▸ **PROBLEM TO SOLVE**:
Look through the data below. Collect every line where the word "this" occurs.

▸ **RECORDS SUPPLIED**:
** BEGIN **

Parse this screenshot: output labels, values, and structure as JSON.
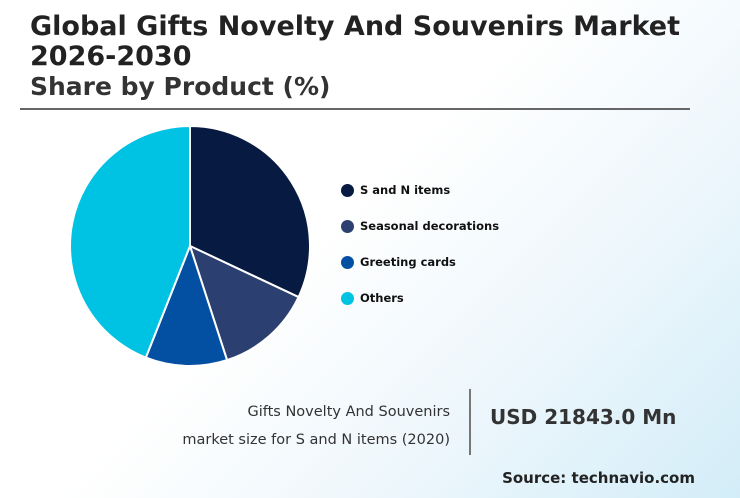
{
  "header": {
    "title": "Global Gifts Novelty And Souvenirs Market 2026-2030",
    "subtitle": "Share by Product (%)"
  },
  "chart_data": {
    "type": "pie",
    "start_angle_deg": 90,
    "direction": "clockwise",
    "slices": [
      {
        "label": "S and N items",
        "value": 32,
        "color": "#071a42"
      },
      {
        "label": "Seasonal decorations",
        "value": 13,
        "color": "#2b3f70"
      },
      {
        "label": "Greeting cards",
        "value": 11,
        "color": "#0350a3"
      },
      {
        "label": "Others",
        "value": 44,
        "color": "#00c2e3"
      }
    ],
    "legend_position": "right"
  },
  "footer": {
    "market_label_line1": "Gifts Novelty And Souvenirs",
    "market_label_line2": "market size for S and N items (2020)",
    "market_value": "USD 21843.0 Mn",
    "source": "Source: technavio.com"
  }
}
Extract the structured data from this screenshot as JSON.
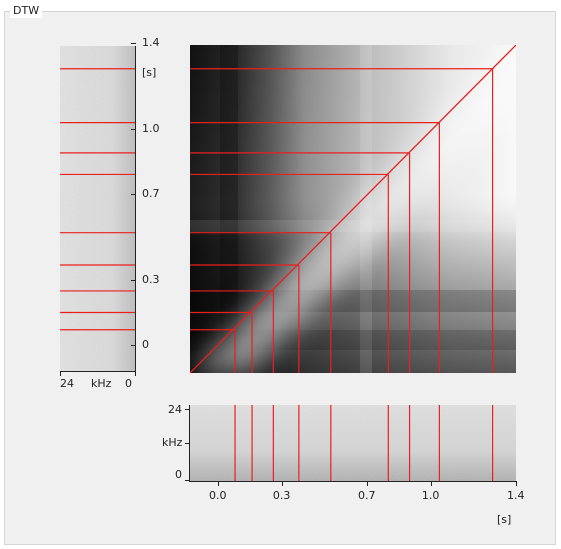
{
  "group": {
    "title": "DTW"
  },
  "left_axis": {
    "ticks": [
      "1.4",
      "1.0",
      "0.7",
      "0.3",
      "0"
    ],
    "tick_values": [
      1.4,
      1.0,
      0.7,
      0.3,
      0.0
    ],
    "unit": "[s]",
    "freq_ticks": [
      "24",
      "kHz",
      "0"
    ]
  },
  "bottom_axis": {
    "ticks": [
      "0.0",
      "0.3",
      "0.7",
      "1.0",
      "1.4"
    ],
    "tick_values": [
      0.0,
      0.3,
      0.7,
      1.0,
      1.4
    ],
    "unit": "[s]",
    "freq_ticks": [
      "24",
      "kHz",
      "0"
    ]
  },
  "warping_path": {
    "color": "#e8201e",
    "x": [
      0.08,
      0.16,
      0.26,
      0.38,
      0.53,
      0.8,
      0.9,
      1.04,
      1.29
    ],
    "y": [
      0.08,
      0.16,
      0.26,
      0.38,
      0.53,
      0.8,
      0.9,
      1.04,
      1.29
    ]
  }
}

** END **

▸ **WRITTEN REPLY**:
Parse this screenshot: output labels, values, and structure as JSON.
Extract the structured data from this screenshot as JSON.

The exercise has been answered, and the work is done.